▶ **THE RECORDS**:
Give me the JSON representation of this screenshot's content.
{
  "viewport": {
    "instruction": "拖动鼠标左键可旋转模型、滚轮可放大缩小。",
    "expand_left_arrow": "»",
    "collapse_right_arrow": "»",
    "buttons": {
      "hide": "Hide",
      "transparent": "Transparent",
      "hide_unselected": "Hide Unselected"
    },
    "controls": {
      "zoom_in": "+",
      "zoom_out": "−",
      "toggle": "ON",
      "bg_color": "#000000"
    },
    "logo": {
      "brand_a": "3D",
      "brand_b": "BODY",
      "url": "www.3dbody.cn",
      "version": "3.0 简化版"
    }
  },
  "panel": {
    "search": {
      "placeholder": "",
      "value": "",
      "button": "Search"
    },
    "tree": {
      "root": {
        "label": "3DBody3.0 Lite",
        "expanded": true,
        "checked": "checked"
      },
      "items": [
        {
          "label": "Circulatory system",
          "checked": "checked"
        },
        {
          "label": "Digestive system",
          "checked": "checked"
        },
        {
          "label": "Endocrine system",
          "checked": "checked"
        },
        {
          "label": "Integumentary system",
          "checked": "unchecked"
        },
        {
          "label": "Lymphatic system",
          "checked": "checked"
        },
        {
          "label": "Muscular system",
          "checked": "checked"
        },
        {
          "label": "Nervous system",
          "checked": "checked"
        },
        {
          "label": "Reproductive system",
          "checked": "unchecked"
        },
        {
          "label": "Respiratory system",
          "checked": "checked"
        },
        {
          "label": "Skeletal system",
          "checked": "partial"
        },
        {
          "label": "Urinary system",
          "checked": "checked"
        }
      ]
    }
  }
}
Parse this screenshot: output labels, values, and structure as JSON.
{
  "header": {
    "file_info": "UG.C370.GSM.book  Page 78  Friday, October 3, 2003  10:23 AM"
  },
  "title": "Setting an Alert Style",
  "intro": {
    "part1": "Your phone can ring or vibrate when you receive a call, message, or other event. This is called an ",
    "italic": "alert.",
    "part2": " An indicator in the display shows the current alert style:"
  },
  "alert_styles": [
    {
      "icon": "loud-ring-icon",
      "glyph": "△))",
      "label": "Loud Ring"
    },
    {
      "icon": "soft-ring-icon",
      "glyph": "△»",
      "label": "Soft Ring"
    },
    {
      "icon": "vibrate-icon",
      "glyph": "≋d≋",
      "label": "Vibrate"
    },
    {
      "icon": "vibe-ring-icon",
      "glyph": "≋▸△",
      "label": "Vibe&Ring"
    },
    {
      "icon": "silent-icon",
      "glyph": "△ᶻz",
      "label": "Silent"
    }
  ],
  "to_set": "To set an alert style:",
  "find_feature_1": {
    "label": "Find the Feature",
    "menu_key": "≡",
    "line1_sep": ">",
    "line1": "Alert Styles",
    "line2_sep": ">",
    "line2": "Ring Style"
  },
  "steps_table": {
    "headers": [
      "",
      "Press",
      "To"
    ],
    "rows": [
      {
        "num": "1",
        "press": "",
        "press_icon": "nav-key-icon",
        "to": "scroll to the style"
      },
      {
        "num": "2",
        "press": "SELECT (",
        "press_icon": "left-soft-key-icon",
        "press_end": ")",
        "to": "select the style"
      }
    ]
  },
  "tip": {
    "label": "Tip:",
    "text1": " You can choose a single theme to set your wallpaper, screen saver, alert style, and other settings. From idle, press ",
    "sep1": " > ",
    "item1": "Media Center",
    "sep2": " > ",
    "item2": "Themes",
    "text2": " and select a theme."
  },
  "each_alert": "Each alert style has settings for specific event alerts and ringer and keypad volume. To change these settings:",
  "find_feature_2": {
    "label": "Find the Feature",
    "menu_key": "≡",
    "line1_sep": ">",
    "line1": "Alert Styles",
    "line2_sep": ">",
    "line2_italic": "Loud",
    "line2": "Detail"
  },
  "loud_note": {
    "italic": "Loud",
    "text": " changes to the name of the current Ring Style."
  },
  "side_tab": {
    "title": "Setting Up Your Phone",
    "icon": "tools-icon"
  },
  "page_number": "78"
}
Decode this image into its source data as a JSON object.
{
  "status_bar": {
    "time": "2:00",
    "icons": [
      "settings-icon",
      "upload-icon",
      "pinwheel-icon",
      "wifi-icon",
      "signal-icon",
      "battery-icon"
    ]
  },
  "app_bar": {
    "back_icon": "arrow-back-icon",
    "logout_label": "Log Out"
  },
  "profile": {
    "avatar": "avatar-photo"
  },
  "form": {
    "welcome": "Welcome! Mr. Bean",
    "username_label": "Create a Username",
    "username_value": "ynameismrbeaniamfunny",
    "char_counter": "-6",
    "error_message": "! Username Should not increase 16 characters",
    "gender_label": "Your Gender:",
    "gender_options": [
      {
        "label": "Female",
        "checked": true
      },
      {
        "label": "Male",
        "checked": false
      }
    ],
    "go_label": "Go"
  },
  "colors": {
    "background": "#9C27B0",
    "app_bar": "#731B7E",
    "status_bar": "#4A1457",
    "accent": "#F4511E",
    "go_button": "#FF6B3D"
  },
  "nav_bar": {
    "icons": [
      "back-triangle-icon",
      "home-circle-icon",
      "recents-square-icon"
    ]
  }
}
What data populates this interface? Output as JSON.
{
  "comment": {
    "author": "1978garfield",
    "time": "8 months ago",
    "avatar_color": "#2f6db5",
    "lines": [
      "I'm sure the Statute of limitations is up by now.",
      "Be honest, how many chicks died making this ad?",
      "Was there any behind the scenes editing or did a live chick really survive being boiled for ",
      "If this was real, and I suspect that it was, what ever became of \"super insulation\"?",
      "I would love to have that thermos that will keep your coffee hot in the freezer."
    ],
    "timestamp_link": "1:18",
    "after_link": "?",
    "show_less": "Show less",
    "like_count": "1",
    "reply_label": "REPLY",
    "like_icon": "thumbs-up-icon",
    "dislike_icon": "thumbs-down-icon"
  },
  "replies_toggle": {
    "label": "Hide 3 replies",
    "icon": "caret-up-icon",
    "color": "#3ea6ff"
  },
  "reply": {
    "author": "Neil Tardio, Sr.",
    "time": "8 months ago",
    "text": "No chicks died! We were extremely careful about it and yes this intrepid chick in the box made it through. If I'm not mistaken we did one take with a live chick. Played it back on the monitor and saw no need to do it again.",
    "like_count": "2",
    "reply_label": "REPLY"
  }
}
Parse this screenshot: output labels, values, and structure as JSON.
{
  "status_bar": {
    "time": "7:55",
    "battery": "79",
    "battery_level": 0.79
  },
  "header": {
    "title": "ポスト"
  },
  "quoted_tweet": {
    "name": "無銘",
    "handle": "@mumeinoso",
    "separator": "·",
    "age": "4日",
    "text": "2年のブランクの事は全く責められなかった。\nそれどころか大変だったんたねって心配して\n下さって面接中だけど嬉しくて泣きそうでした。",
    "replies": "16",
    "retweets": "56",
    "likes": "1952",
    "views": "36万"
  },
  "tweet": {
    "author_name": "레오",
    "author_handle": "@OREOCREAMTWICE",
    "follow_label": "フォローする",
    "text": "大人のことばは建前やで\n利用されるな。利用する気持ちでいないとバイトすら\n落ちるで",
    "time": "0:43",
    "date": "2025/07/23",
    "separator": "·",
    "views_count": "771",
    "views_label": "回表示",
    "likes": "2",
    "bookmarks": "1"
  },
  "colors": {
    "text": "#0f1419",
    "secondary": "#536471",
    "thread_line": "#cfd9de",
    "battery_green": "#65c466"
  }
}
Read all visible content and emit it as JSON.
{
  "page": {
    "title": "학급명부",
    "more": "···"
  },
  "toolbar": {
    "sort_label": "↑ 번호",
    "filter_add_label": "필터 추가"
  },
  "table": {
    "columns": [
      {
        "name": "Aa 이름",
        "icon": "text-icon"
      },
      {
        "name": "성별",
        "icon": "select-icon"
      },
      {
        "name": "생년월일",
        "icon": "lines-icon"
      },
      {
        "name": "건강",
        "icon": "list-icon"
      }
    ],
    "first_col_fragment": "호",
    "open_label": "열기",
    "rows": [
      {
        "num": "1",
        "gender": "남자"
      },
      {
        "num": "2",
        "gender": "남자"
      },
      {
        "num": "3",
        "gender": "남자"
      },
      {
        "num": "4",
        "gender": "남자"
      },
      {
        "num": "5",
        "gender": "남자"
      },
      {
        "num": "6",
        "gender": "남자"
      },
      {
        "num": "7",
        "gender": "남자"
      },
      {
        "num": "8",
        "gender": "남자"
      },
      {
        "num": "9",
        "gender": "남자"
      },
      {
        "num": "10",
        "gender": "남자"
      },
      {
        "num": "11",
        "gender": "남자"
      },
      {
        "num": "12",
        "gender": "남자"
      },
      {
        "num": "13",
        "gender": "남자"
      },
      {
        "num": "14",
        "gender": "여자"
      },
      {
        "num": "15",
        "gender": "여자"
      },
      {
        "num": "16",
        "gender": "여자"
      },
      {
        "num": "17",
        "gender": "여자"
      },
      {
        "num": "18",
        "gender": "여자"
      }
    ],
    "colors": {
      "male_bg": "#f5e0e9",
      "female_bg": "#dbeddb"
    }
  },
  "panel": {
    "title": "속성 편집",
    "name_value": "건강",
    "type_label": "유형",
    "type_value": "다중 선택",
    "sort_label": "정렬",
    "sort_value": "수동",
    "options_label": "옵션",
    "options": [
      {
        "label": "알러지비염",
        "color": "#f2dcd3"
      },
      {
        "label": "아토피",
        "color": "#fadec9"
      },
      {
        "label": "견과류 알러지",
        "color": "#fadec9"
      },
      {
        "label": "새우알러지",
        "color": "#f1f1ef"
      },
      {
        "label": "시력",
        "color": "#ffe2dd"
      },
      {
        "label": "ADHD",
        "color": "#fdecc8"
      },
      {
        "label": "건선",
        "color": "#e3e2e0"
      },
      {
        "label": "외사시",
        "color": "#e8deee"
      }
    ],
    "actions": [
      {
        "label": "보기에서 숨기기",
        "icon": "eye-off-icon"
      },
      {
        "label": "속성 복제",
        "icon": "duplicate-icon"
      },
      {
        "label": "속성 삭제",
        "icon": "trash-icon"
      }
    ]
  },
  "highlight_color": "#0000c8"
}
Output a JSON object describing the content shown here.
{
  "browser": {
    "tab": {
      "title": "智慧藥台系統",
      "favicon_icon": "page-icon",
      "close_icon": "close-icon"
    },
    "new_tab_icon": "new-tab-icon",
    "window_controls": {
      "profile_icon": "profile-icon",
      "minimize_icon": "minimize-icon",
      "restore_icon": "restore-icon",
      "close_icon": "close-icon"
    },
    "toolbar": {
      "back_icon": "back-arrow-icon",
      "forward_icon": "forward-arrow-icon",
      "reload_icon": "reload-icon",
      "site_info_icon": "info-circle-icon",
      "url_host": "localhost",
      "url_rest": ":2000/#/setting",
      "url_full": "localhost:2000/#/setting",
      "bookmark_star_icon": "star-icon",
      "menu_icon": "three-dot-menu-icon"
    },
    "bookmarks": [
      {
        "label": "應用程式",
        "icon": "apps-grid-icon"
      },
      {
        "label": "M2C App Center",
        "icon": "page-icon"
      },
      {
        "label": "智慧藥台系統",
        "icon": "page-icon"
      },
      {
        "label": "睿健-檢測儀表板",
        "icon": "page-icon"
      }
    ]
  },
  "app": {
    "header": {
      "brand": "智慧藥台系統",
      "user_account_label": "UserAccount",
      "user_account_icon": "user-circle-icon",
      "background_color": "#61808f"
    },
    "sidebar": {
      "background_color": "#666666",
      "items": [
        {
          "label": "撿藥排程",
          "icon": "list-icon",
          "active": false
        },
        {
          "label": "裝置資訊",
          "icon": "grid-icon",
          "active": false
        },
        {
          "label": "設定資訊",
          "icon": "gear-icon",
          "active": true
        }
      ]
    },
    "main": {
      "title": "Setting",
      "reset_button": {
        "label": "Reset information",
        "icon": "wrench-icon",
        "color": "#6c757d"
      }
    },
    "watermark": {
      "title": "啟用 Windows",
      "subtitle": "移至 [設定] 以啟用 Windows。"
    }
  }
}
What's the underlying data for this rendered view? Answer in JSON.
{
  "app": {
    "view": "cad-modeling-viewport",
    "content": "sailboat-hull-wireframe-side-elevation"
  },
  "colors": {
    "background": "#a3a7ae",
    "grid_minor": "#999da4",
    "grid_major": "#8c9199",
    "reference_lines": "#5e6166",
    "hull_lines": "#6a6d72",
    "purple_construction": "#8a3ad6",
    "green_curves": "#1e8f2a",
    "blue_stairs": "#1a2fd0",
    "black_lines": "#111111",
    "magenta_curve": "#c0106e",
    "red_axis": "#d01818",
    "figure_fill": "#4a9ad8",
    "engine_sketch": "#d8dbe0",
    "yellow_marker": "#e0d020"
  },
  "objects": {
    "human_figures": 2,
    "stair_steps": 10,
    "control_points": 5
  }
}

▶ **PROBLEM STATEMENT**: In the entries above, find each line with the string "thumbs" and copy it.

▶ **FULL SOLUTION**:
    "like_icon": "thumbs-up-icon",
    "dislike_icon": "thumbs-down-icon"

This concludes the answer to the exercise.